> _Given records_:
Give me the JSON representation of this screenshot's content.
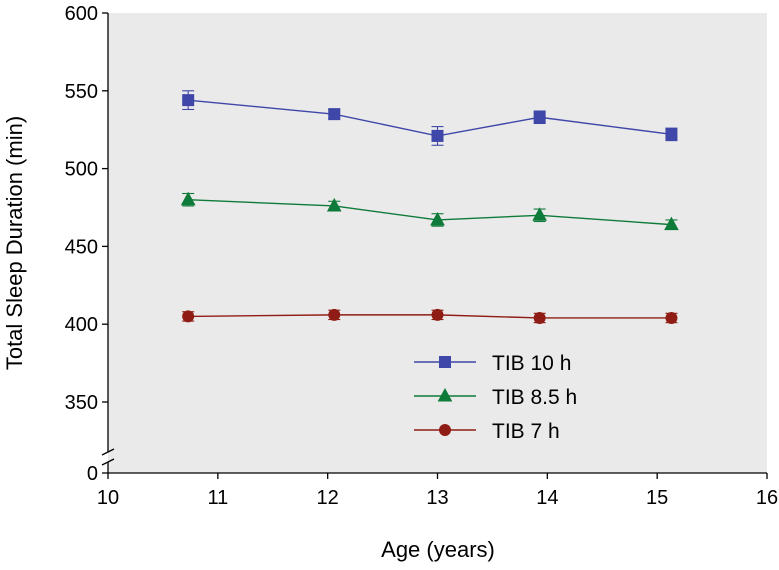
{
  "chart_data": {
    "type": "line",
    "title": "",
    "xlabel": "Age (years)",
    "ylabel": "Total Sleep Duration (min)",
    "xlim": [
      10,
      16
    ],
    "x_ticks": [
      "10",
      "11",
      "12",
      "13",
      "14",
      "15",
      "16"
    ],
    "y_ticks": [
      "0",
      "350",
      "400",
      "450",
      "500",
      "550",
      "600"
    ],
    "y_axis_break": {
      "below": 350,
      "above": 0
    },
    "grid": false,
    "legend_position": "lower-right",
    "colors": {
      "plot_background": "#eaeaea",
      "axis": "#000000"
    },
    "series": [
      {
        "name": "TIB 10 h",
        "color": "#3f47a8",
        "marker": "square",
        "x": [
          10.73,
          12.06,
          13.0,
          13.93,
          15.13
        ],
        "y": [
          544,
          535,
          521,
          533,
          522
        ],
        "err": [
          6,
          3,
          6,
          4,
          4
        ]
      },
      {
        "name": "TIB 8.5 h",
        "color": "#0e7b3a",
        "marker": "triangle",
        "x": [
          10.73,
          12.06,
          13.0,
          13.93,
          15.13
        ],
        "y": [
          480,
          476,
          467,
          470,
          464
        ],
        "err": [
          4,
          3,
          4,
          4,
          3
        ]
      },
      {
        "name": "TIB 7 h",
        "color": "#8f1d15",
        "marker": "circle",
        "x": [
          10.73,
          12.06,
          13.0,
          13.93,
          15.13
        ],
        "y": [
          405,
          406,
          406,
          404,
          404
        ],
        "err": [
          3,
          3,
          3,
          3,
          3
        ]
      }
    ]
  }
}
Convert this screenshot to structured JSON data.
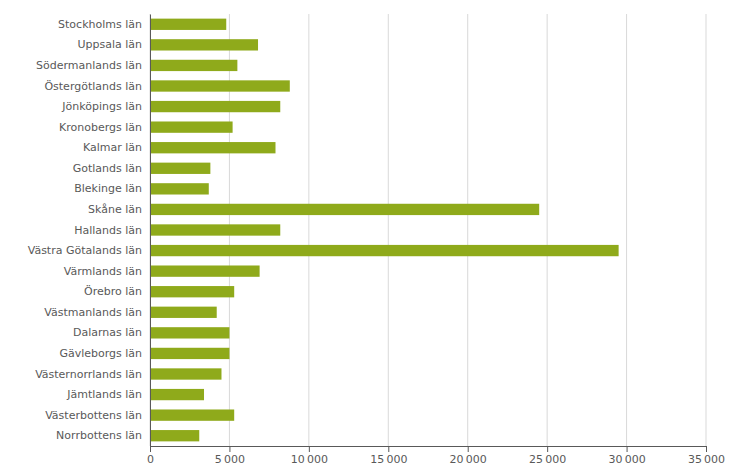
{
  "chart_data": {
    "type": "bar",
    "orientation": "horizontal",
    "categories": [
      "Stockholms län",
      "Uppsala län",
      "Södermanlands län",
      "Östergötlands län",
      "Jönköpings län",
      "Kronobergs län",
      "Kalmar län",
      "Gotlands län",
      "Blekinge län",
      "Skåne län",
      "Hallands län",
      "Västra Götalands län",
      "Värmlands län",
      "Örebro län",
      "Västmanlands län",
      "Dalarnas län",
      "Gävleborgs län",
      "Västernorrlands län",
      "Jämtlands län",
      "Västerbottens län",
      "Norrbottens län"
    ],
    "values": [
      4800,
      6800,
      5500,
      8800,
      8200,
      5200,
      7900,
      3800,
      3700,
      24500,
      8200,
      29500,
      6900,
      5300,
      4200,
      5000,
      5000,
      4500,
      3400,
      5300,
      3100
    ],
    "color": "#8faa1b",
    "xlim": [
      0,
      35000
    ],
    "xticks": [
      0,
      {
        "value": 5000,
        "label": "5 000"
      },
      {
        "value": 10000,
        "label": "10 000"
      },
      {
        "value": 15000,
        "label": "15 000"
      },
      {
        "value": 20000,
        "label": "20 000"
      },
      {
        "value": 25000,
        "label": "25 000"
      },
      {
        "value": 30000,
        "label": "30 000"
      },
      {
        "value": 35000,
        "label": "35 000"
      }
    ],
    "grid": true
  }
}
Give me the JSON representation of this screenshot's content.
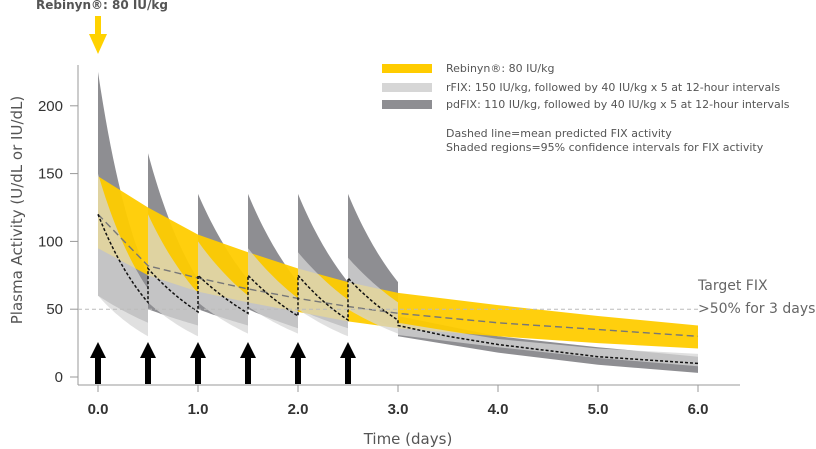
{
  "chart_data": {
    "type": "line",
    "title": "",
    "xlabel": "Time (days)",
    "ylabel": "Plasma Activity (U/dL or IU/dL)",
    "xlim": [
      0,
      6.4
    ],
    "ylim": [
      0,
      230
    ],
    "x_ticks": [
      "0.0",
      "1.0",
      "2.0",
      "3.0",
      "4.0",
      "5.0",
      "6.0"
    ],
    "y_ticks": [
      "0",
      "50",
      "100",
      "150",
      "200"
    ],
    "grid": false,
    "dose_label": "Rebinyn®: 80 IU/kg",
    "dose_times": [
      0,
      0.5,
      1.0,
      1.5,
      2.0,
      2.5
    ],
    "target": {
      "value": 50,
      "label_line1": "Target FIX",
      "label_line2": ">50% for 3 days"
    },
    "legend": [
      {
        "label": "Rebinyn®: 80 IU/kg",
        "color": "#FFCC00"
      },
      {
        "label": "rFIX: 150 IU/kg, followed by 40 IU/kg x 5 at 12-hour intervals",
        "color": "#D6D6D6"
      },
      {
        "label": "pdFIX: 110 IU/kg, followed by 40 IU/kg x 5 at 12-hour intervals",
        "color": "#8E8E92"
      }
    ],
    "notes": [
      "Dashed line=mean predicted FIX activity",
      "Shaded regions=95% confidence intervals for FIX activity"
    ],
    "series": [
      {
        "name": "Rebinyn®: 80 IU/kg",
        "x": [
          0,
          0.5,
          1.0,
          1.5,
          2.0,
          2.5,
          3.0,
          4.0,
          5.0,
          6.0
        ],
        "mean": [
          120,
          82,
          73,
          65,
          58,
          52,
          47,
          40,
          35,
          30
        ],
        "lower": [
          95,
          75,
          63,
          55,
          48,
          41,
          36,
          30,
          25,
          21
        ],
        "upper": [
          148,
          125,
          105,
          92,
          80,
          70,
          62,
          53,
          45,
          38
        ]
      },
      {
        "name": "rFIX: 150 IU/kg, followed by 40 IU/kg x 5 at 12-hour intervals",
        "color": "#D6D6D6",
        "doses": [
          {
            "t0": 0.0,
            "peak_lo": 60,
            "peak_hi": 150,
            "trough_lo": 30,
            "trough_hi": 65
          },
          {
            "t0": 0.5,
            "peak_lo": 55,
            "peak_hi": 120,
            "trough_lo": 30,
            "trough_hi": 62
          },
          {
            "t0": 1.0,
            "peak_lo": 55,
            "peak_hi": 100,
            "trough_lo": 32,
            "trough_hi": 60
          },
          {
            "t0": 1.5,
            "peak_lo": 52,
            "peak_hi": 95,
            "trough_lo": 32,
            "trough_hi": 58
          },
          {
            "t0": 2.0,
            "peak_lo": 50,
            "peak_hi": 92,
            "trough_lo": 30,
            "trough_hi": 57
          },
          {
            "t0": 2.5,
            "peak_lo": 50,
            "peak_hi": 88,
            "trough_lo": 32,
            "trough_hi": 55
          }
        ],
        "tail": {
          "x": [
            3.0,
            4.0,
            5.0,
            6.0
          ],
          "lower": [
            31,
            22,
            14,
            8
          ],
          "upper": [
            40,
            28,
            21,
            17
          ]
        }
      },
      {
        "name": "pdFIX: 110 IU/kg, followed by 40 IU/kg x 5 at 12-hour intervals",
        "color": "#8E8E92",
        "doses": [
          {
            "t0": 0.0,
            "peak_lo": 60,
            "peak_hi": 225,
            "trough_lo": 40,
            "trough_hi": 75
          },
          {
            "t0": 0.5,
            "peak_lo": 50,
            "peak_hi": 165,
            "trough_lo": 38,
            "trough_hi": 72
          },
          {
            "t0": 1.0,
            "peak_lo": 50,
            "peak_hi": 135,
            "trough_lo": 38,
            "trough_hi": 72
          },
          {
            "t0": 1.5,
            "peak_lo": 50,
            "peak_hi": 135,
            "trough_lo": 36,
            "trough_hi": 70
          },
          {
            "t0": 2.0,
            "peak_lo": 50,
            "peak_hi": 135,
            "trough_lo": 36,
            "trough_hi": 70
          },
          {
            "t0": 2.5,
            "peak_lo": 50,
            "peak_hi": 135,
            "trough_lo": 36,
            "trough_hi": 70
          }
        ],
        "tail": {
          "x": [
            3.0,
            4.0,
            5.0,
            6.0
          ],
          "lower": [
            30,
            18,
            9,
            3
          ],
          "upper": [
            45,
            30,
            22,
            15
          ]
        }
      },
      {
        "name": "Mean predicted FIX activity (rFIX/pdFIX)",
        "doses": [
          {
            "t0": 0.0,
            "peak": 120,
            "trough": 55
          },
          {
            "t0": 0.5,
            "peak": 80,
            "trough": 48
          },
          {
            "t0": 1.0,
            "peak": 75,
            "trough": 47
          },
          {
            "t0": 1.5,
            "peak": 75,
            "trough": 45
          },
          {
            "t0": 2.0,
            "peak": 75,
            "trough": 42
          },
          {
            "t0": 2.5,
            "peak": 73,
            "trough": 42
          }
        ],
        "tail": {
          "x": [
            3.0,
            3.5,
            4.0,
            5.0,
            6.0
          ],
          "values": [
            38,
            30,
            24,
            15,
            10
          ]
        }
      }
    ]
  }
}
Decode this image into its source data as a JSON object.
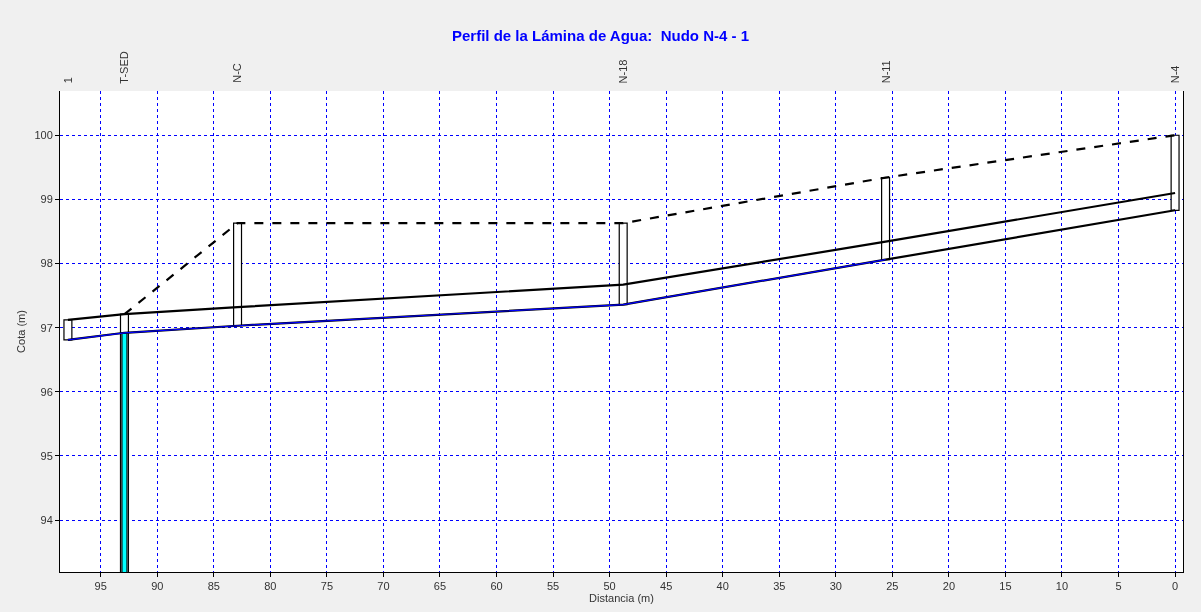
{
  "chart_data": {
    "type": "line",
    "title": "Perfil de la Lámina de Agua:  Nudo N-4 - 1",
    "xlabel": "Distancia (m)",
    "ylabel": "Cota (m)",
    "xlim": [
      98.6,
      -0.7
    ],
    "xticks": [
      95,
      90,
      85,
      80,
      75,
      70,
      65,
      60,
      55,
      50,
      45,
      40,
      35,
      30,
      25,
      20,
      15,
      10,
      5,
      0
    ],
    "ylim": [
      93.19,
      100.69
    ],
    "yticks": [
      94,
      95,
      96,
      97,
      98,
      99,
      100
    ],
    "annotations": [
      "1",
      "T-SED",
      "N-C",
      "N-18",
      "N-11",
      "N-4"
    ],
    "grid": true,
    "legend": false,
    "series": [
      {
        "line_style": "dashed",
        "color": "#000000",
        "x": [
          92.9,
          82.9,
          48.8,
          25.6,
          0
        ],
        "values": [
          97.21,
          98.63,
          98.63,
          99.34,
          100.0
        ]
      },
      {
        "line_style": "solid",
        "color": "#000000",
        "x": [
          97.9,
          92.9,
          82.9,
          48.8,
          25.6,
          0
        ],
        "values": [
          97.12,
          97.21,
          97.32,
          97.67,
          98.34,
          99.1
        ]
      },
      {
        "line_style": "solid",
        "color": "#000000",
        "x": [
          97.9,
          92.9,
          82.9,
          48.8,
          25.6,
          0
        ],
        "values": [
          96.81,
          96.92,
          97.03,
          97.36,
          98.06,
          98.83
        ]
      },
      {
        "line_style": "solid",
        "color": "#0000ff",
        "x": [
          97.9,
          92.9,
          82.9,
          48.8,
          25.6
        ],
        "values": [
          96.81,
          96.92,
          97.03,
          97.36,
          98.06
        ]
      },
      {
        "type": "bar",
        "color": "#ffffff",
        "x": [
          97.9,
          82.9,
          48.8,
          25.6,
          0
        ],
        "base": [
          96.81,
          97.03,
          97.36,
          98.06,
          98.83
        ],
        "values": [
          0.31,
          1.6,
          1.27,
          1.28,
          1.17
        ]
      },
      {
        "type": "bar",
        "color": "#ffffff",
        "x": [
          92.9
        ],
        "values": [
          97.21
        ]
      },
      {
        "type": "bar",
        "color": "#00ffff",
        "x": [
          92.9
        ],
        "values": [
          96.92
        ]
      }
    ]
  }
}
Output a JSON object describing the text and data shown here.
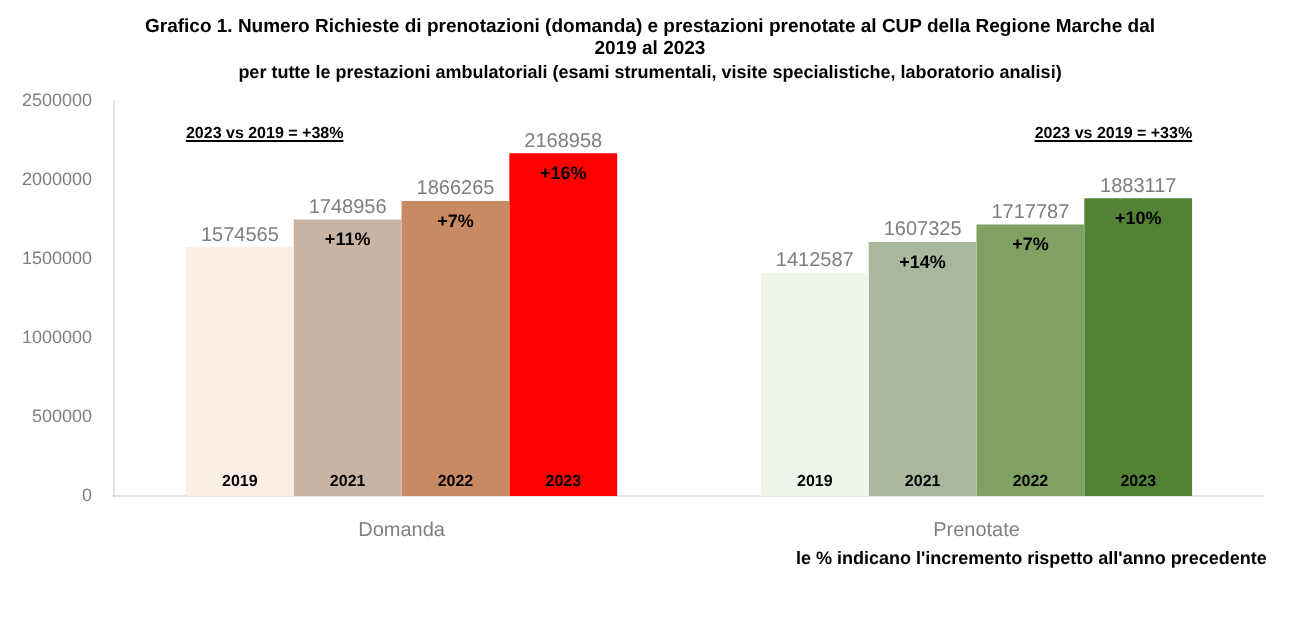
{
  "chart_data": {
    "type": "bar",
    "title": "Grafico 1. Numero Richieste di prenotazioni (domanda) e prestazioni prenotate al CUP della Regione Marche dal 2019 al 2023",
    "subtitle": "per tutte le prestazioni ambulatoriali (esami strumentali, visite specialistiche, laboratorio analisi)",
    "categories": [
      "Domanda",
      "Prenotate"
    ],
    "series": [
      {
        "name": "2019",
        "colors": [
          "#fbeee4",
          "#eef5e8"
        ],
        "values": [
          1574565,
          1412587
        ]
      },
      {
        "name": "2021",
        "colors": [
          "#c9b4a4",
          "#a9b89c"
        ],
        "values": [
          1748956,
          1607325
        ]
      },
      {
        "name": "2022",
        "colors": [
          "#c88a62",
          "#7fa164"
        ],
        "values": [
          1866265,
          1717787
        ]
      },
      {
        "name": "2023",
        "colors": [
          "#ff0000",
          "#548235"
        ],
        "values": [
          2168958,
          1883117
        ]
      }
    ],
    "ylim": [
      0,
      2500000
    ],
    "yticks": [
      0,
      500000,
      1000000,
      1500000,
      2000000,
      2500000
    ],
    "grid": false,
    "legend": false,
    "data_labels": true,
    "annotations": [
      "2023 vs 2019 = +38%",
      "2023 vs 2019 = +33%",
      "+11%",
      "+14%",
      "+7%",
      "+7%",
      "+16%",
      "+10%",
      "le % indicano l'incremento rispetto all'anno precedente"
    ]
  }
}
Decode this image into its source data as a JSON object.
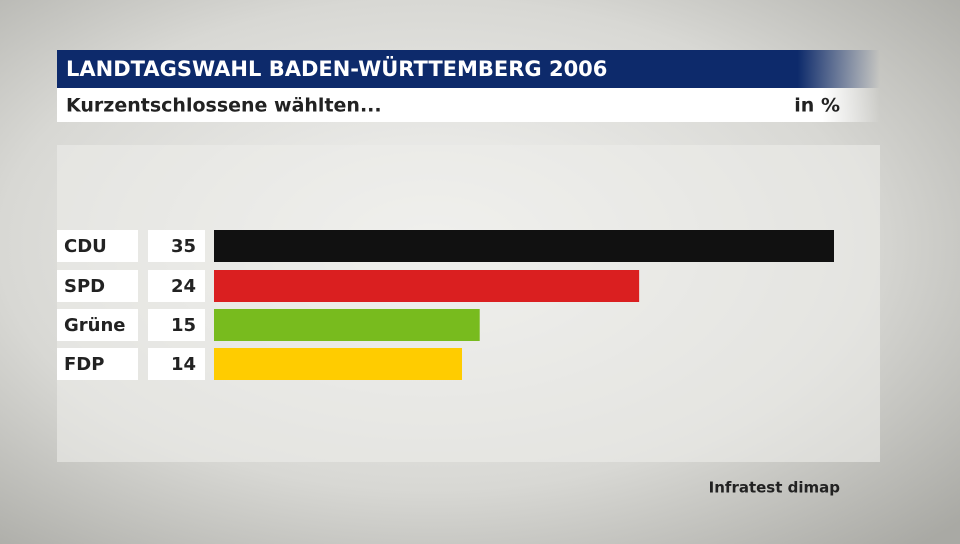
{
  "chart_data": {
    "type": "bar",
    "orientation": "horizontal",
    "title": "LANDTAGSWAHL BADEN-WÜRTTEMBERG 2006",
    "subtitle": "Kurzentschlossene wählten...",
    "unit": "in %",
    "source": "Infratest dimap",
    "categories": [
      "CDU",
      "SPD",
      "Grüne",
      "FDP"
    ],
    "values": [
      35,
      24,
      15,
      14
    ],
    "colors": [
      "#111111",
      "#da1f20",
      "#78bb1e",
      "#ffcc00"
    ]
  }
}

> _Set task_: Your reply is one number: how many lines of the records above contain the word "hour".

> _Exercise solution_: 4